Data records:

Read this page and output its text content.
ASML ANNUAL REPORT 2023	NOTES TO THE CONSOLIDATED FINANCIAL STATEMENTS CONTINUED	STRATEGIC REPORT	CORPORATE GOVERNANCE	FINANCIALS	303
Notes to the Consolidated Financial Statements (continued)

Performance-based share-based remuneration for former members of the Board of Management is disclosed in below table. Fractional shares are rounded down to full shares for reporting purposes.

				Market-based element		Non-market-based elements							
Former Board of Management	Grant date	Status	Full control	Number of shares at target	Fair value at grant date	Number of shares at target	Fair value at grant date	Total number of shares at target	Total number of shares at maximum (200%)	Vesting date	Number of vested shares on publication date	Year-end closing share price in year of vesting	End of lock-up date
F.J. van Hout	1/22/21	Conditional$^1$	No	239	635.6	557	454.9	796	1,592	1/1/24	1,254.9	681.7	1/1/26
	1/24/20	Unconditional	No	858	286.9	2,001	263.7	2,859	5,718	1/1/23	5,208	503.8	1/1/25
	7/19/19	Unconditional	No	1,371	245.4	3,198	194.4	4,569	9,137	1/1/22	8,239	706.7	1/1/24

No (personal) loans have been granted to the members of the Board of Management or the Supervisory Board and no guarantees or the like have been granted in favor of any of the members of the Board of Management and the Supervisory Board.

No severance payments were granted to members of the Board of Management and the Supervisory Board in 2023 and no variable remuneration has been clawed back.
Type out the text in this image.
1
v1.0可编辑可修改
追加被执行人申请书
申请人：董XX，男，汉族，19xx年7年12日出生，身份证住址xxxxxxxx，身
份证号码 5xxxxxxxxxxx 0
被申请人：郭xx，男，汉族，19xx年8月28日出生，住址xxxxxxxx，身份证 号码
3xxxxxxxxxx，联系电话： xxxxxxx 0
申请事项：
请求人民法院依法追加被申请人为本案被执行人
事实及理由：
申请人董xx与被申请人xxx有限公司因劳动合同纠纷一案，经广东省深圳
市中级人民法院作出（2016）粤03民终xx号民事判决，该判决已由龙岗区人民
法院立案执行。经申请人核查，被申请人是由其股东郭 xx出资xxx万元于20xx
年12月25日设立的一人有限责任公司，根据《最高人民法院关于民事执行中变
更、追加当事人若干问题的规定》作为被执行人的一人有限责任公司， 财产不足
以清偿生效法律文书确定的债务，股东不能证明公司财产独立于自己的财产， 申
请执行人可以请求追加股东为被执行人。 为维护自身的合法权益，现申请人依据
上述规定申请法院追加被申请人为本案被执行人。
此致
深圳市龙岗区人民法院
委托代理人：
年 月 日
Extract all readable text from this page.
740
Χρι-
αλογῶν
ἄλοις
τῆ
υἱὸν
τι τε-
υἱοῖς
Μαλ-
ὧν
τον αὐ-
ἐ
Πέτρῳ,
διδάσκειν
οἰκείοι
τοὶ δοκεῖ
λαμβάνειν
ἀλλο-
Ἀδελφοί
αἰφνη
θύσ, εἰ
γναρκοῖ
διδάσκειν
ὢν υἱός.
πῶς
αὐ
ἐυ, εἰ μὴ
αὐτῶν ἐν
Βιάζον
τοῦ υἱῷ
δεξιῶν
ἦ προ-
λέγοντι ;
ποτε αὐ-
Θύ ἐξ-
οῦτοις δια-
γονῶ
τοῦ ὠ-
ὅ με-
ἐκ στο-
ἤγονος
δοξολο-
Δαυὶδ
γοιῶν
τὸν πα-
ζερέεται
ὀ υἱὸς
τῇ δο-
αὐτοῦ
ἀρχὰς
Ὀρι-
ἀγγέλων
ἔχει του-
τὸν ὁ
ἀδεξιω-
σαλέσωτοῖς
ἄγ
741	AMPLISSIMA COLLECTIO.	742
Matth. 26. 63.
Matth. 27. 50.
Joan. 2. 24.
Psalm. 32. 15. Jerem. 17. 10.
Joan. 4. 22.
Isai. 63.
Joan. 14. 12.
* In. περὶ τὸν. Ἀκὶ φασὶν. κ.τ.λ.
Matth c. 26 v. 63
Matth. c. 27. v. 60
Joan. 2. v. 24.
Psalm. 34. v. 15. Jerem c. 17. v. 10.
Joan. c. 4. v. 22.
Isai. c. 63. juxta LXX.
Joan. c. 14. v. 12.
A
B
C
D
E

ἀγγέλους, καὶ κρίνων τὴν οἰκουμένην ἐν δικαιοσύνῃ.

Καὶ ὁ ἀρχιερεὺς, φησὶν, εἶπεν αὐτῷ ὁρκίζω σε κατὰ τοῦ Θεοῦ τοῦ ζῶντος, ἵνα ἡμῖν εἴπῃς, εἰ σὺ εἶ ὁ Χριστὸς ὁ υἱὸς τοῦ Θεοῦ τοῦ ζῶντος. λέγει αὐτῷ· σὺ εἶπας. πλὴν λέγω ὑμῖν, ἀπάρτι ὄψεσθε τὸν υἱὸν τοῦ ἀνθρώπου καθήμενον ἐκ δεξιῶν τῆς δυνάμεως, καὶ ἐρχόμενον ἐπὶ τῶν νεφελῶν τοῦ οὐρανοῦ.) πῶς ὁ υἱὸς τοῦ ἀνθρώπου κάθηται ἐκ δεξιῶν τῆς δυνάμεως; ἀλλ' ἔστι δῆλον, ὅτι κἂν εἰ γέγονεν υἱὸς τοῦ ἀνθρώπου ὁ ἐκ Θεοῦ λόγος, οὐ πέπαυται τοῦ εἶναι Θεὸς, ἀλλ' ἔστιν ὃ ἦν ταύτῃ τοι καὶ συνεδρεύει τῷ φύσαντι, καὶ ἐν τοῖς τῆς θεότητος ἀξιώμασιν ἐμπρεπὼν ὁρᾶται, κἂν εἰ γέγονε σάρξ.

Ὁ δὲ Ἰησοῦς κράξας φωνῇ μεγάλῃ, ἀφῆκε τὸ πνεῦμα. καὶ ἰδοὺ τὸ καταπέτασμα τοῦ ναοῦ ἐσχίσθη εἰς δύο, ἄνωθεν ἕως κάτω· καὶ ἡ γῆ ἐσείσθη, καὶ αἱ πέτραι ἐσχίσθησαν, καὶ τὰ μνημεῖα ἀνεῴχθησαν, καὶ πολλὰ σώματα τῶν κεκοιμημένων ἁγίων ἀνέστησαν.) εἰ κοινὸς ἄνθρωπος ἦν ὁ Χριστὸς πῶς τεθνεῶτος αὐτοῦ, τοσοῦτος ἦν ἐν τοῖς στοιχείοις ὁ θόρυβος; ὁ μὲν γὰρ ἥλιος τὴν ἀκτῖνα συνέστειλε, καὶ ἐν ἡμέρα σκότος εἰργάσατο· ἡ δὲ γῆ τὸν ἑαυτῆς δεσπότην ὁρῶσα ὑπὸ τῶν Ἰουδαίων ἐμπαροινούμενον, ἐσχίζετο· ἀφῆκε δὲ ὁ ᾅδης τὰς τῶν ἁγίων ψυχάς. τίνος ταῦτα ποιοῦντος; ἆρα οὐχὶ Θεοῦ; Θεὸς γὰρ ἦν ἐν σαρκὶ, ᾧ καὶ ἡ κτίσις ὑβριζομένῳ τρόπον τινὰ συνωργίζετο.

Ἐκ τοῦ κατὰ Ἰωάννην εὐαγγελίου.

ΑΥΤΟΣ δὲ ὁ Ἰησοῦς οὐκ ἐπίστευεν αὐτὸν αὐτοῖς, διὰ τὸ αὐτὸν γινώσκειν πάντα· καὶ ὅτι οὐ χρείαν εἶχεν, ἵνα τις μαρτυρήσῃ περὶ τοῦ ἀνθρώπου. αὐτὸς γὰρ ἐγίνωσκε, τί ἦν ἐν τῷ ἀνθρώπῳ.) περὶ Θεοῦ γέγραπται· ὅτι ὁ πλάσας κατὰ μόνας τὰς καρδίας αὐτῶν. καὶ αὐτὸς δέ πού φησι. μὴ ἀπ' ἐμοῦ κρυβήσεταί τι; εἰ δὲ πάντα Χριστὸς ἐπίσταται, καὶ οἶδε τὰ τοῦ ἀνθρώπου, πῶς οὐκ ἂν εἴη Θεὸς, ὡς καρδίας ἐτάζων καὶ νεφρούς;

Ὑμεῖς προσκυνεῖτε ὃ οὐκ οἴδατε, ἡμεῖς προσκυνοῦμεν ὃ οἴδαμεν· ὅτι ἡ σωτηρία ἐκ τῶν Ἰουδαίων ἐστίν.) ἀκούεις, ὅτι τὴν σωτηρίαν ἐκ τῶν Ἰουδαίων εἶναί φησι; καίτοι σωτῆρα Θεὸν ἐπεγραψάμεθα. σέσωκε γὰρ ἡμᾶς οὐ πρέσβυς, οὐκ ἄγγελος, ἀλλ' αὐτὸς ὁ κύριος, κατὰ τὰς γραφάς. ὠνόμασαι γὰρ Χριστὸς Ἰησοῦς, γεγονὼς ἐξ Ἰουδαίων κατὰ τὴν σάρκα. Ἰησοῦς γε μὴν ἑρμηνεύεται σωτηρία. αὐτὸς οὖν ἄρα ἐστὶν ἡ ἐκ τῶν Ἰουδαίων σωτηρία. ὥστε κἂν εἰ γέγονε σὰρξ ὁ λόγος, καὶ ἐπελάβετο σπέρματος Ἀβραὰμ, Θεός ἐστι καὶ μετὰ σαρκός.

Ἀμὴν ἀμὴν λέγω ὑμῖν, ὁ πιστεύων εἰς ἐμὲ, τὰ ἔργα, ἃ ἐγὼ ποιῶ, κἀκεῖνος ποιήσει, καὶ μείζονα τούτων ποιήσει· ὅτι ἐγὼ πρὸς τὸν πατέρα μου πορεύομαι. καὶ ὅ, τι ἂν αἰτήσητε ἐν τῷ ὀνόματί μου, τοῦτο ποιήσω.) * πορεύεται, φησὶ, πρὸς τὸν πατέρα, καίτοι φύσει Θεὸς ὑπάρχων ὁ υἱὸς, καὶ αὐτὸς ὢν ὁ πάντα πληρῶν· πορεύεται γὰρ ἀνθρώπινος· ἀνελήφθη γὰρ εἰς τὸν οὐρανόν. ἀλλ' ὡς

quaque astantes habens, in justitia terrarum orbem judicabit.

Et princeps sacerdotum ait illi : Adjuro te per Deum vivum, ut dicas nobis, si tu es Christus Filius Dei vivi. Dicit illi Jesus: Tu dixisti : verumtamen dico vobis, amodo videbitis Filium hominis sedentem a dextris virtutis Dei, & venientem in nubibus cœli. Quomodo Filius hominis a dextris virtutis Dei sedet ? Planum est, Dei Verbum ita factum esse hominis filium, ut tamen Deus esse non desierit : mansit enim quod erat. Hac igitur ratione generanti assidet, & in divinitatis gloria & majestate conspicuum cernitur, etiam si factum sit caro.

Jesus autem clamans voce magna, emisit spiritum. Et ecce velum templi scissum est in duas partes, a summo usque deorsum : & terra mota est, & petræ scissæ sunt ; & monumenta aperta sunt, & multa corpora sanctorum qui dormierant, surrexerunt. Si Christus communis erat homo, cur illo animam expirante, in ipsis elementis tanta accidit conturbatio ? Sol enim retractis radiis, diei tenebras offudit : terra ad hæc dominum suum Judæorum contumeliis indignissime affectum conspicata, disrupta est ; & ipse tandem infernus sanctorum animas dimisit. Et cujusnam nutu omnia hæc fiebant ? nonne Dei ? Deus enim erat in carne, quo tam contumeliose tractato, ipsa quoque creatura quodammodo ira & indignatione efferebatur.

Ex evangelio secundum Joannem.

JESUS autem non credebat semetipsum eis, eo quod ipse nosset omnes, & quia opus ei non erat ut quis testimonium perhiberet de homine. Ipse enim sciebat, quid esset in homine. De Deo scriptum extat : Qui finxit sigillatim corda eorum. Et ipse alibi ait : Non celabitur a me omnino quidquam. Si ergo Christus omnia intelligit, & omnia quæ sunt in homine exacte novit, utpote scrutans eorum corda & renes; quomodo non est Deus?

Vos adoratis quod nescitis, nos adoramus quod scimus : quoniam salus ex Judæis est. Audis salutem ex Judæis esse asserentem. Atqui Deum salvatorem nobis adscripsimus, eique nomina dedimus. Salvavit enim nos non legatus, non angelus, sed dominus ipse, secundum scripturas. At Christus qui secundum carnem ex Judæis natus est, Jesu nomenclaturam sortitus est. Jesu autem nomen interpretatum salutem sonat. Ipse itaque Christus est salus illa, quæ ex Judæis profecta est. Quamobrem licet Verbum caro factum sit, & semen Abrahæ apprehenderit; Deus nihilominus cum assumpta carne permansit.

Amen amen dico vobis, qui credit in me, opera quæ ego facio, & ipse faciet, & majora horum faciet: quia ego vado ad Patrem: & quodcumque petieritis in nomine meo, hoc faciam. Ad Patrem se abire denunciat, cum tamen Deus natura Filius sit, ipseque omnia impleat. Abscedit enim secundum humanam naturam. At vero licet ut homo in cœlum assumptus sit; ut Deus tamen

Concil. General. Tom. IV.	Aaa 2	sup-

> [SET EXERCISE] Using the records above, gather all lines where the string "περὶ" is present.

> [FULL OUTPUT]
* In. περὶ τὸν. Ἀκὶ φασὶν. κ.τ.λ.
ΑΥΤΟΣ δὲ ὁ Ἰησοῦς οὐκ ἐπίστευεν αὐτὸν αὐτοῖς, διὰ τὸ αὐτὸν γινώσκειν πάντα· καὶ ὅτι οὐ χρείαν εἶχεν, ἵνα τις μαρτυρήσῃ περὶ τοῦ ἀνθρώπου. αὐτὸς γὰρ ἐγίνωσκε, τί ἦν ἐν τῷ ἀνθρώπῳ.) περὶ Θεοῦ γέγραπται· ὅτι ὁ πλάσας κατὰ μόνας τὰς καρδίας αὐτῶν. καὶ αὐτὸς δέ πού φησι. μὴ ἀπ' ἐμοῦ κρυβήσεταί τι; εἰ δὲ πάντα Χριστὸς ἐπίσταται, καὶ οἶδε τὰ τοῦ ἀνθρώπου, πῶς οὐκ ἂν εἴη Θεὸς, ὡς καρδίας ἐτάζων καὶ νεφρούς;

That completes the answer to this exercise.